What the task asks
Please output every line of the material as it stands, without the pictures.

Stored data
========================================

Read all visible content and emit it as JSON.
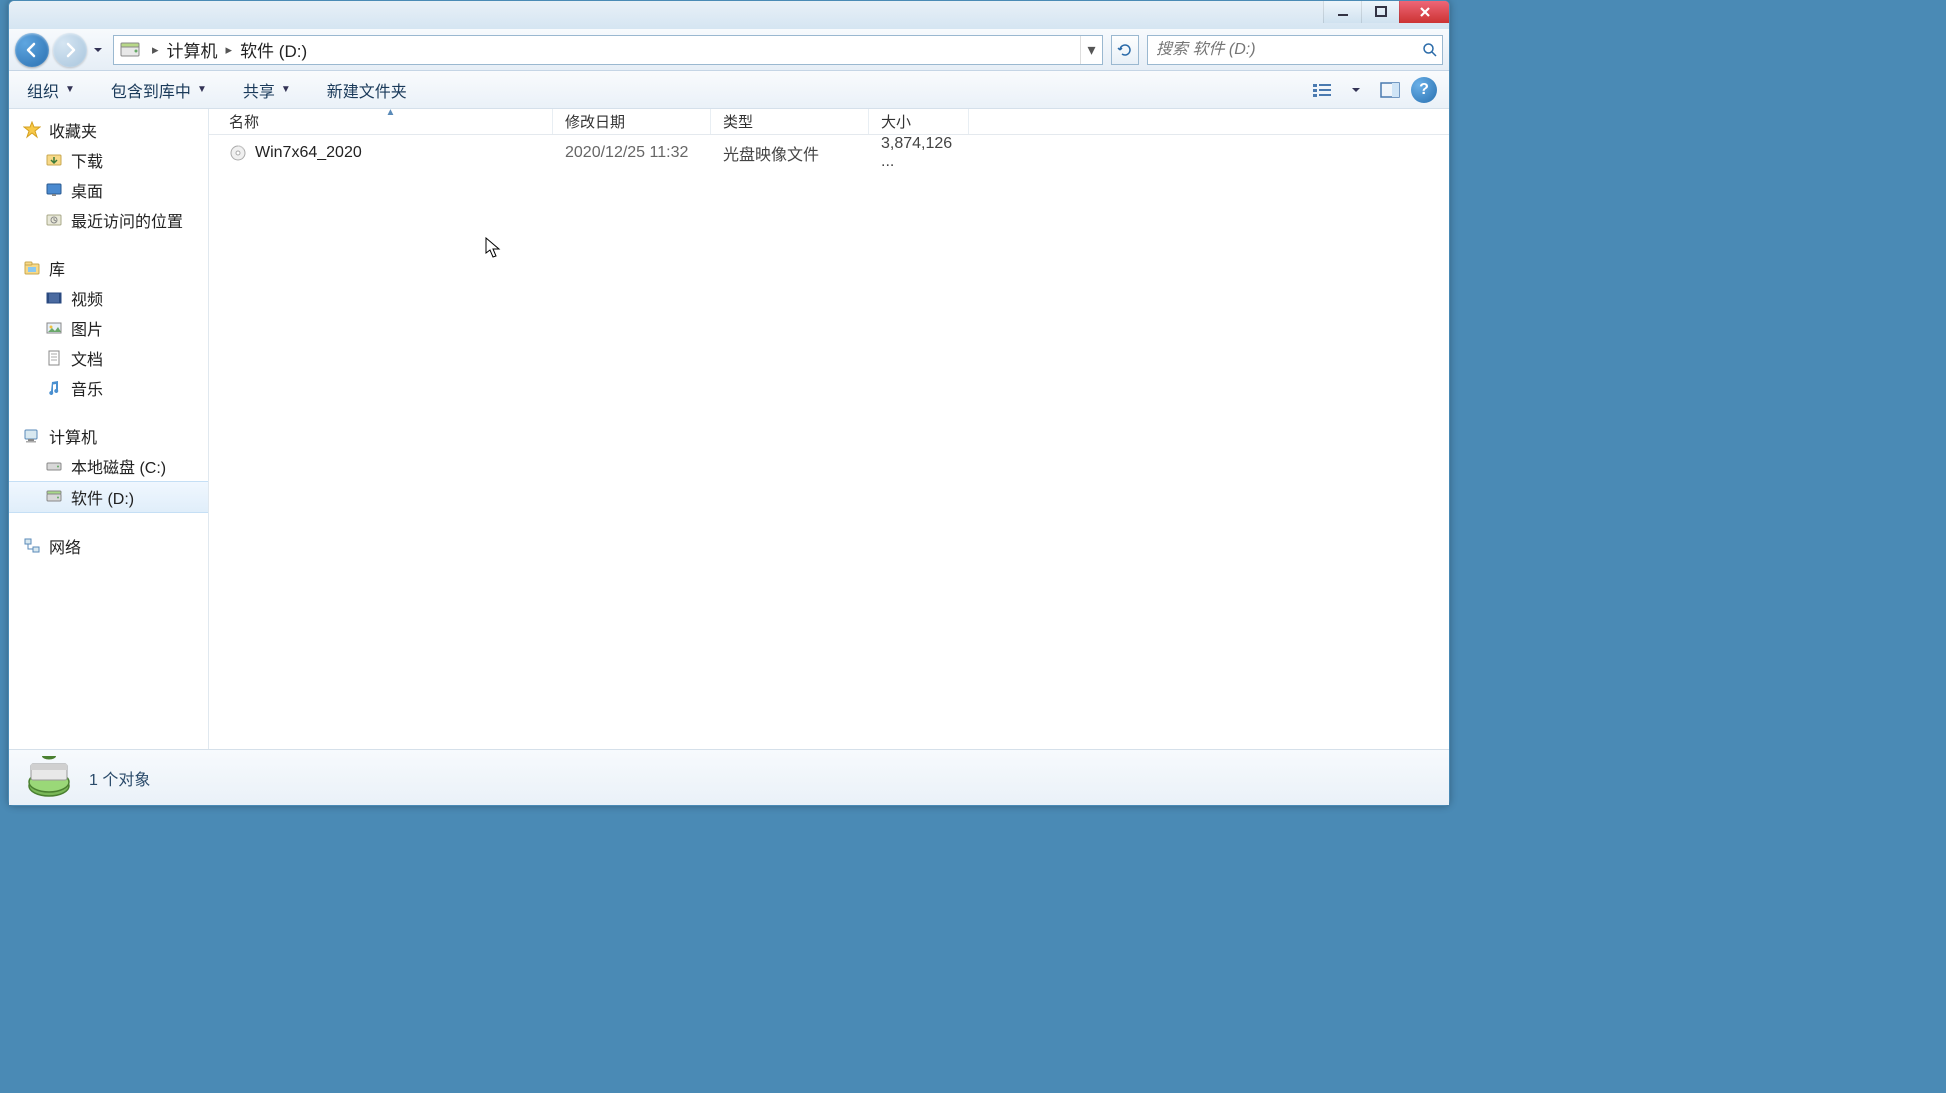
{
  "breadcrumb": {
    "seg1": "计算机",
    "seg2": "软件 (D:)"
  },
  "search": {
    "placeholder": "搜索 软件 (D:)"
  },
  "toolbar": {
    "organize": "组织",
    "include": "包含到库中",
    "share": "共享",
    "newfolder": "新建文件夹"
  },
  "columns": {
    "name": "名称",
    "date": "修改日期",
    "type": "类型",
    "size": "大小"
  },
  "sidebar": {
    "favorites": {
      "label": "收藏夹",
      "items": [
        "下载",
        "桌面",
        "最近访问的位置"
      ]
    },
    "library": {
      "label": "库",
      "items": [
        "视频",
        "图片",
        "文档",
        "音乐"
      ]
    },
    "computer": {
      "label": "计算机",
      "items": [
        "本地磁盘 (C:)",
        "软件 (D:)"
      ]
    },
    "network": {
      "label": "网络"
    }
  },
  "files": [
    {
      "name": "Win7x64_2020",
      "date": "2020/12/25 11:32",
      "type": "光盘映像文件",
      "size": "3,874,126 ..."
    }
  ],
  "status": {
    "text": "1 个对象"
  }
}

========================================

Result below
Read all visible content and emit it as JSON.
{
  "breadcrumb": {
    "seg1": "计算机",
    "seg2": "软件 (D:)"
  },
  "search": {
    "placeholder": "搜索 软件 (D:)"
  },
  "toolbar": {
    "organize": "组织",
    "include": "包含到库中",
    "share": "共享",
    "newfolder": "新建文件夹"
  },
  "columns": {
    "name": "名称",
    "date": "修改日期",
    "type": "类型",
    "size": "大小"
  },
  "sidebar": {
    "favorites": {
      "label": "收藏夹",
      "items": [
        "下载",
        "桌面",
        "最近访问的位置"
      ]
    },
    "library": {
      "label": "库",
      "items": [
        "视频",
        "图片",
        "文档",
        "音乐"
      ]
    },
    "computer": {
      "label": "计算机",
      "items": [
        "本地磁盘 (C:)",
        "软件 (D:)"
      ]
    },
    "network": {
      "label": "网络"
    }
  },
  "files": [
    {
      "name": "Win7x64_2020",
      "date": "2020/12/25 11:32",
      "type": "光盘映像文件",
      "size": "3,874,126 ..."
    }
  ],
  "status": {
    "text": "1 个对象"
  }
}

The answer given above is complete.